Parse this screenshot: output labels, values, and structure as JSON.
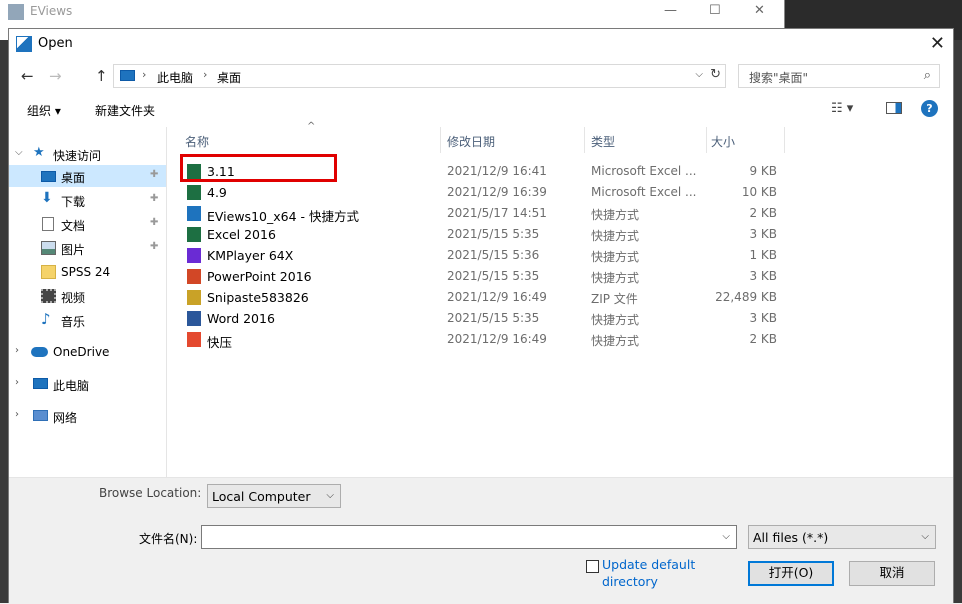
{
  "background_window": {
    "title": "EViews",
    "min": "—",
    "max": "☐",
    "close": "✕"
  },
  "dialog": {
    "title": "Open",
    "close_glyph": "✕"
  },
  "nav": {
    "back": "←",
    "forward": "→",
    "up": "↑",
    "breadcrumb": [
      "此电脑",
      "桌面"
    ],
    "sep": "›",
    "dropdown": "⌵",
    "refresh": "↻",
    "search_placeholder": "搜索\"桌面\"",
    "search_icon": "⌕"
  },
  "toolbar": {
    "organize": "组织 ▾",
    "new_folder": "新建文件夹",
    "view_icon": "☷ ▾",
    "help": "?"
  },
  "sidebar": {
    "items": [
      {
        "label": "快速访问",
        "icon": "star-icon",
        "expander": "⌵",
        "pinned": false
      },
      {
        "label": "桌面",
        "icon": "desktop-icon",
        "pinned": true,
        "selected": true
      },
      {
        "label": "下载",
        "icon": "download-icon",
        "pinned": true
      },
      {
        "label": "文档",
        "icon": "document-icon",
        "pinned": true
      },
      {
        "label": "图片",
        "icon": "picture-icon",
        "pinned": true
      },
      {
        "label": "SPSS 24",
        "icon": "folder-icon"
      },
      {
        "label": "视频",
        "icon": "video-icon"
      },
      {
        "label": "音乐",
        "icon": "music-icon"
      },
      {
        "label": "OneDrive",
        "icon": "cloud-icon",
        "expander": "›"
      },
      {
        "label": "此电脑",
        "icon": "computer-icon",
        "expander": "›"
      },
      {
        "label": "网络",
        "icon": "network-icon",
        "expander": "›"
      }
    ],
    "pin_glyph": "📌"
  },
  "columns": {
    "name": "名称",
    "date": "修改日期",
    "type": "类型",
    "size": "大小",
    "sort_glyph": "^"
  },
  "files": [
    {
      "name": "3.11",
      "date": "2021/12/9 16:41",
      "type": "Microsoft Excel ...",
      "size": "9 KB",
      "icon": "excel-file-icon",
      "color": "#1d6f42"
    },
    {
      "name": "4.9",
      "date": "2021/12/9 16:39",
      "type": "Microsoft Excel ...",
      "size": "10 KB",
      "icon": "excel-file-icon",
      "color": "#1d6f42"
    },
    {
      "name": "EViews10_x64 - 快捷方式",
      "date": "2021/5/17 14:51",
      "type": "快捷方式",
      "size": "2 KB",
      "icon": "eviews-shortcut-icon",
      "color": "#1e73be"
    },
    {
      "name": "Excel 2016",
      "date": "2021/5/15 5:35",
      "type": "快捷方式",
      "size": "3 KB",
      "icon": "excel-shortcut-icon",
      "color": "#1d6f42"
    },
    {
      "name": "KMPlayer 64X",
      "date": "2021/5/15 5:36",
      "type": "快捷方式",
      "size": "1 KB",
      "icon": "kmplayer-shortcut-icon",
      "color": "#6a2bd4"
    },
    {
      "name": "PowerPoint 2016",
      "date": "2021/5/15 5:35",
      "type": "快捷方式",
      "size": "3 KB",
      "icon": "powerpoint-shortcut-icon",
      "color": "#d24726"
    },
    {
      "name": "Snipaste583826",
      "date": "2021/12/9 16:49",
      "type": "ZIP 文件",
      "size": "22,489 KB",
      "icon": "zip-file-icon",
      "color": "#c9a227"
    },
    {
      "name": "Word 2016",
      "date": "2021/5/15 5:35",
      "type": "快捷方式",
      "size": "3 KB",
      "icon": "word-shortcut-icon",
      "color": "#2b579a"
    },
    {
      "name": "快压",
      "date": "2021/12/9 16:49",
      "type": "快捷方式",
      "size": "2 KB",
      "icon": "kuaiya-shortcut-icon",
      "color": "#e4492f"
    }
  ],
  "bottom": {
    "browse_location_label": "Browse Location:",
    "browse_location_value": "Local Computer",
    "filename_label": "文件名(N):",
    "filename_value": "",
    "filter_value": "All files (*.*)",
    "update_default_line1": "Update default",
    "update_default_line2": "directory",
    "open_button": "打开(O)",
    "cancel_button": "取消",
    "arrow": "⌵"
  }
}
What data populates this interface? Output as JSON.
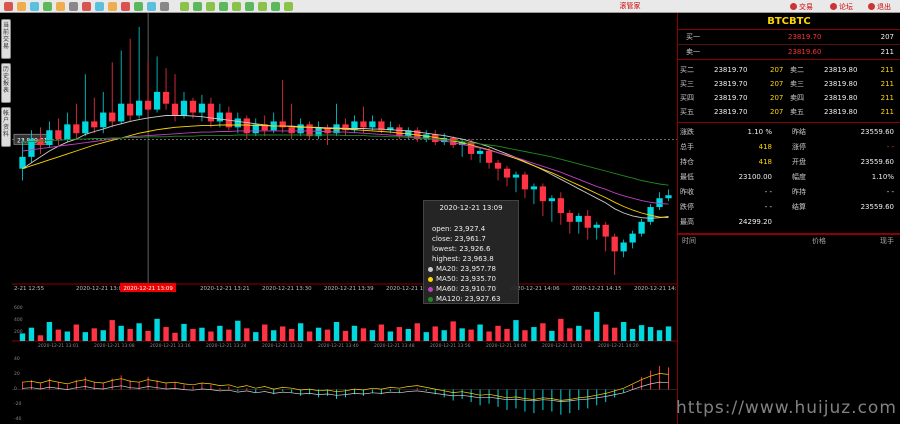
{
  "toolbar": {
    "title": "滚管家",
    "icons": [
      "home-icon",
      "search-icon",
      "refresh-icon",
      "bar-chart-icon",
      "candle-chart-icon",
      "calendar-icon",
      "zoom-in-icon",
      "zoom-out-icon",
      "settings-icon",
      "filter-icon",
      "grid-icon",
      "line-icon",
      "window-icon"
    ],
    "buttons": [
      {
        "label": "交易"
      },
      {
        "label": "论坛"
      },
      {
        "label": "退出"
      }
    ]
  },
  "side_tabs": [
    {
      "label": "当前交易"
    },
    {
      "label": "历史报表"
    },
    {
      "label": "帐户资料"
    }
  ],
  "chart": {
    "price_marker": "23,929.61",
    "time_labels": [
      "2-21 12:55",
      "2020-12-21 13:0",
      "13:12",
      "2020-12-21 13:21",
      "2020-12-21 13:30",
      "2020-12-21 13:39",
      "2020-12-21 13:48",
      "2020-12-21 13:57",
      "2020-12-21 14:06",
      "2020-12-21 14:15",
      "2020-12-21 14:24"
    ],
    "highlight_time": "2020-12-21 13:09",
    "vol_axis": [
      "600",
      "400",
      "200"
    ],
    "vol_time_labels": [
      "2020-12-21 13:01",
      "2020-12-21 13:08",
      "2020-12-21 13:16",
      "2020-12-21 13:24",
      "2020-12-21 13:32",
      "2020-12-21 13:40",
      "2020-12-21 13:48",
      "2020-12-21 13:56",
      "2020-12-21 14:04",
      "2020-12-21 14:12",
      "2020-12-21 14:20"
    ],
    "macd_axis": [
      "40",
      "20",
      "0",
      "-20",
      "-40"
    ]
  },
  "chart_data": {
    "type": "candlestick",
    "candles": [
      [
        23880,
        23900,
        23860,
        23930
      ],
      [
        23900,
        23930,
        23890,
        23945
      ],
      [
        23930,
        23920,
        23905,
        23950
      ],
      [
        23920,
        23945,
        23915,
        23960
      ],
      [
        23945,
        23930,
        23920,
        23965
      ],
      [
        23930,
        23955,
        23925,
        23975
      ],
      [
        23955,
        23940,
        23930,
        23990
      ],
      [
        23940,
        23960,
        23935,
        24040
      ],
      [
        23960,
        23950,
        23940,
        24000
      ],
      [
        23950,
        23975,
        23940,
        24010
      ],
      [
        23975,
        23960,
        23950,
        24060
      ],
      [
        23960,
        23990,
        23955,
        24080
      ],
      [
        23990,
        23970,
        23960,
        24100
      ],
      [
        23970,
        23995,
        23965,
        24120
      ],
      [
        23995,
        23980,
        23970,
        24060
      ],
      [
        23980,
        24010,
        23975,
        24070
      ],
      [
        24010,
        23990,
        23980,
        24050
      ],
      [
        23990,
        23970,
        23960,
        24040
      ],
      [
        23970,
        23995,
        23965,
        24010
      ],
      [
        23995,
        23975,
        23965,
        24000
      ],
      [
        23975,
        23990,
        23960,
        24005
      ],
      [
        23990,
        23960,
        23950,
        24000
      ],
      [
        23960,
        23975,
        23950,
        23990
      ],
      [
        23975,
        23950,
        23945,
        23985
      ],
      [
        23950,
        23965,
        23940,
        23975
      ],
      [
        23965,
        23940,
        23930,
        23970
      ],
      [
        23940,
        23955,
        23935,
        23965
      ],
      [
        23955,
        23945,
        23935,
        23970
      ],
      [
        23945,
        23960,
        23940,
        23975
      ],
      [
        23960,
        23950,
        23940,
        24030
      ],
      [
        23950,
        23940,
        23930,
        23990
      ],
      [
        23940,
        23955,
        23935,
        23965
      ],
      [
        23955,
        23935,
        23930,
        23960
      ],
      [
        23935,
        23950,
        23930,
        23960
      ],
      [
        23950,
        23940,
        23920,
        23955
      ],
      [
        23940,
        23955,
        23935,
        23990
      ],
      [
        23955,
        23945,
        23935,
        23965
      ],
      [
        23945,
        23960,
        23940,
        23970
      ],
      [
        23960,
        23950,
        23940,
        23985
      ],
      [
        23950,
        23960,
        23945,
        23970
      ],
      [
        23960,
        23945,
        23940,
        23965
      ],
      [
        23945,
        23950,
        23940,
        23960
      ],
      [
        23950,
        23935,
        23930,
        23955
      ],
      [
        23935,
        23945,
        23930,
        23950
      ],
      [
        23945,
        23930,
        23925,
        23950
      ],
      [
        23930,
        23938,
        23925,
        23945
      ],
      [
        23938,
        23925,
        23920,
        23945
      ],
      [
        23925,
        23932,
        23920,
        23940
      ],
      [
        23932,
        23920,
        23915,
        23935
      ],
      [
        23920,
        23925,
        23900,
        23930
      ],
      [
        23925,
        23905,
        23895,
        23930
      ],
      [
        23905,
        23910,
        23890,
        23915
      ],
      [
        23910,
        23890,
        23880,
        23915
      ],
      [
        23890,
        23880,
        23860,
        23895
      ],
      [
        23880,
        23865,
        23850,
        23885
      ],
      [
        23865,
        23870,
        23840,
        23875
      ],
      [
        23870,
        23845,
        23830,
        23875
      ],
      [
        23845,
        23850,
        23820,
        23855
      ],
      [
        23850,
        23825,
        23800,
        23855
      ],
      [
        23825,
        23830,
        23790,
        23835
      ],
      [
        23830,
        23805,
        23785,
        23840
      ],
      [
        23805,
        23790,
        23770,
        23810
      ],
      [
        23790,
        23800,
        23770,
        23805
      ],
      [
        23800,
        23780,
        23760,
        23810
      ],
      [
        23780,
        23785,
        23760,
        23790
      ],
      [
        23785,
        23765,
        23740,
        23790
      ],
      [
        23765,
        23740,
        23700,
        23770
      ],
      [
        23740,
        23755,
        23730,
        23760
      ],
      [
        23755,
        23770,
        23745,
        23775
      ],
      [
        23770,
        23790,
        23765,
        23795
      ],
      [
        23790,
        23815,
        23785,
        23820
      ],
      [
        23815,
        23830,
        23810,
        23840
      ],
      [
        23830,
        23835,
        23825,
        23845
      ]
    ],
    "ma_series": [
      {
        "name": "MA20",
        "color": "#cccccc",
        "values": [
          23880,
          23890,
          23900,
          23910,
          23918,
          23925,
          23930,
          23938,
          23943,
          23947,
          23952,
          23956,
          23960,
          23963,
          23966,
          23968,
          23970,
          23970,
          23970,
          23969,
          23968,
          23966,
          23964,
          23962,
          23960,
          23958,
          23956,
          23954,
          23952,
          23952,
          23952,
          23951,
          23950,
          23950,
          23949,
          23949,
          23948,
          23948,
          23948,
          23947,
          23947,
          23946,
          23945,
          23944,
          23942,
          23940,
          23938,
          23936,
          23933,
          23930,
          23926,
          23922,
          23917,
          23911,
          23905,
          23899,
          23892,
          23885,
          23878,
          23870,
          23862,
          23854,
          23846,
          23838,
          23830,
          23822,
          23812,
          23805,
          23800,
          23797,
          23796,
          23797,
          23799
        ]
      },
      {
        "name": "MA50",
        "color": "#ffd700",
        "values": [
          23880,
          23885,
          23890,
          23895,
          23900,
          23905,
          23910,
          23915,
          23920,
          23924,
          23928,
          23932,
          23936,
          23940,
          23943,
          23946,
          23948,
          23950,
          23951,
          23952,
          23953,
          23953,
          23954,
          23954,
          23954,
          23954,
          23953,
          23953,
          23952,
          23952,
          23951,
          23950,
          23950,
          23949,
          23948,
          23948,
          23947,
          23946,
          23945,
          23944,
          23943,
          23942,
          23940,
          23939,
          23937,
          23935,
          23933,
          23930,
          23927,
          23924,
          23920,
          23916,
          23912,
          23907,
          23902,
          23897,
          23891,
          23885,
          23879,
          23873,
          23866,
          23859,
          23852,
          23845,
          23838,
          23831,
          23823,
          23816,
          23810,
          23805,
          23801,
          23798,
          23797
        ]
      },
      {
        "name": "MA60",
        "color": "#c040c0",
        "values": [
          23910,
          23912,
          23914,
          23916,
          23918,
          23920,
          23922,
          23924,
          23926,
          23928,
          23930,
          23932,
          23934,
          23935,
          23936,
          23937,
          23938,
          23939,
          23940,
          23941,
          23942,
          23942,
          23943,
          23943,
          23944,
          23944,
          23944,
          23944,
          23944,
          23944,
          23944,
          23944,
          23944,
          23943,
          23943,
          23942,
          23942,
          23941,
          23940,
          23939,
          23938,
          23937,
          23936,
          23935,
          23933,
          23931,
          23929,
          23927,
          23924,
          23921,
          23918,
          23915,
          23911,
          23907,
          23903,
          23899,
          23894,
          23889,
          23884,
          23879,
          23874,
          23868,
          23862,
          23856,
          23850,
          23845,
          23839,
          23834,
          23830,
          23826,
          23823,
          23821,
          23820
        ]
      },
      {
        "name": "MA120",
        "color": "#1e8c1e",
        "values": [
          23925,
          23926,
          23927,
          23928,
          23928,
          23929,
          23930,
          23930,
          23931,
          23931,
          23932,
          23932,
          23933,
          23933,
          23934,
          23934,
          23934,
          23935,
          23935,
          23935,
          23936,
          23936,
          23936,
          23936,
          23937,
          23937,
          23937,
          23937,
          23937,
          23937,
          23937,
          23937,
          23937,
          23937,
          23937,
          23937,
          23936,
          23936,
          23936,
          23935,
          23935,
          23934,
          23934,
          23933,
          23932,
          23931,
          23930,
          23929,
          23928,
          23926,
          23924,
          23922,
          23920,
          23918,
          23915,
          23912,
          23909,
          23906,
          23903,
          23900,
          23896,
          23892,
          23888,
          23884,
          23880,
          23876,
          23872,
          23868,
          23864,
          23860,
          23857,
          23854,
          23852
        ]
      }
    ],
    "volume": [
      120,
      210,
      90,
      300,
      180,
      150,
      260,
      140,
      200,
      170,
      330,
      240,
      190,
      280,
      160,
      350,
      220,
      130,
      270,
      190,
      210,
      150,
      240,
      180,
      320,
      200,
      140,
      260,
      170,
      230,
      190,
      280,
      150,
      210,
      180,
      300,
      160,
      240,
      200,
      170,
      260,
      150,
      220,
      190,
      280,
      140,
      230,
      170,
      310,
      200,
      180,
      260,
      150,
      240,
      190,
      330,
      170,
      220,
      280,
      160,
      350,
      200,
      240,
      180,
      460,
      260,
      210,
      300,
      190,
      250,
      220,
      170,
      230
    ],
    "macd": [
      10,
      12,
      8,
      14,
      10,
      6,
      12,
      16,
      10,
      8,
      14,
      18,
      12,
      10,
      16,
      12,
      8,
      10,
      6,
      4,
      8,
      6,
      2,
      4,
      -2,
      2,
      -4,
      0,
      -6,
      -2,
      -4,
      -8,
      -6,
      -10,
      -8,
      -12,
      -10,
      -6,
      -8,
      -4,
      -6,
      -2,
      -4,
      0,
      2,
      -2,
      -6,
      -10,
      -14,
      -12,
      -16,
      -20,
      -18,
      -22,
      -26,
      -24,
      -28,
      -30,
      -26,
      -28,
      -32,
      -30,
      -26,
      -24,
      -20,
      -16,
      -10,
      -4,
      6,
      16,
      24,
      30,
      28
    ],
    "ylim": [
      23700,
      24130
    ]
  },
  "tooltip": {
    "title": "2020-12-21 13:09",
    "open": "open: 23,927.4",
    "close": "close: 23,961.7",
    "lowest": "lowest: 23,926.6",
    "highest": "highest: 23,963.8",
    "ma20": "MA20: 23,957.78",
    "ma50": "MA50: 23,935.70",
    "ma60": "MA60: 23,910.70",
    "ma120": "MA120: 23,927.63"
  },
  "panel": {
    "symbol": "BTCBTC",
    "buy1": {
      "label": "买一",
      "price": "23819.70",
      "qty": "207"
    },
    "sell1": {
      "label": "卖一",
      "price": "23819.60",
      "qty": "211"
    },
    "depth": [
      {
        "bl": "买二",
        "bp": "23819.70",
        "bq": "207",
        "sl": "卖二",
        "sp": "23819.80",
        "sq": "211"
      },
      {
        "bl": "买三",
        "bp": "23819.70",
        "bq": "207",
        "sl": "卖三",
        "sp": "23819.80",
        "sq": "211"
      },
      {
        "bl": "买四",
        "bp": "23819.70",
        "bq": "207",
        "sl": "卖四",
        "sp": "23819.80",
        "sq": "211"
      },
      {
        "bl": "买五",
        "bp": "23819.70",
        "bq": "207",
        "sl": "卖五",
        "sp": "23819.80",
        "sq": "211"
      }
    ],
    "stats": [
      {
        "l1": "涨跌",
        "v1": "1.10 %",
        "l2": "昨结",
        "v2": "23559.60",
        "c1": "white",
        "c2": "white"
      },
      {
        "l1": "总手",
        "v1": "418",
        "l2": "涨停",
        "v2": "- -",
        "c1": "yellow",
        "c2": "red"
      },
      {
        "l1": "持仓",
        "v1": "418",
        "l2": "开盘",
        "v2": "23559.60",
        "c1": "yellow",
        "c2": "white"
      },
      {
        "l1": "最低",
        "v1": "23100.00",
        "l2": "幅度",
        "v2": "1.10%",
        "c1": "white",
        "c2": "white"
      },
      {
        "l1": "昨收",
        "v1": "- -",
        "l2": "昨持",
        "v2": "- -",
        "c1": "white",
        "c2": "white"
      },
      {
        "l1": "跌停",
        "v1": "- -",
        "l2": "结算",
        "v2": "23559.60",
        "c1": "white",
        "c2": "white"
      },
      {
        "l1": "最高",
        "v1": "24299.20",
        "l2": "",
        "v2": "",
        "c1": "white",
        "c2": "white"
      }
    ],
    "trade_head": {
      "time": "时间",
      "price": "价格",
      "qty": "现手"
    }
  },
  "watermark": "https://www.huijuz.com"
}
▬▬▬
The task ▸ Extract each line holding the word "size" from the records.

Answer in full ▸
    "size": "大小",
      "size": "9 KB",
      "size": "10 KB",
      "size": "2 KB",
      "size": "3 KB",
      "size": "1 KB",
      "size": "3 KB",
      "size": "22,489 KB",
      "size": "3 KB",
      "size": "2 KB",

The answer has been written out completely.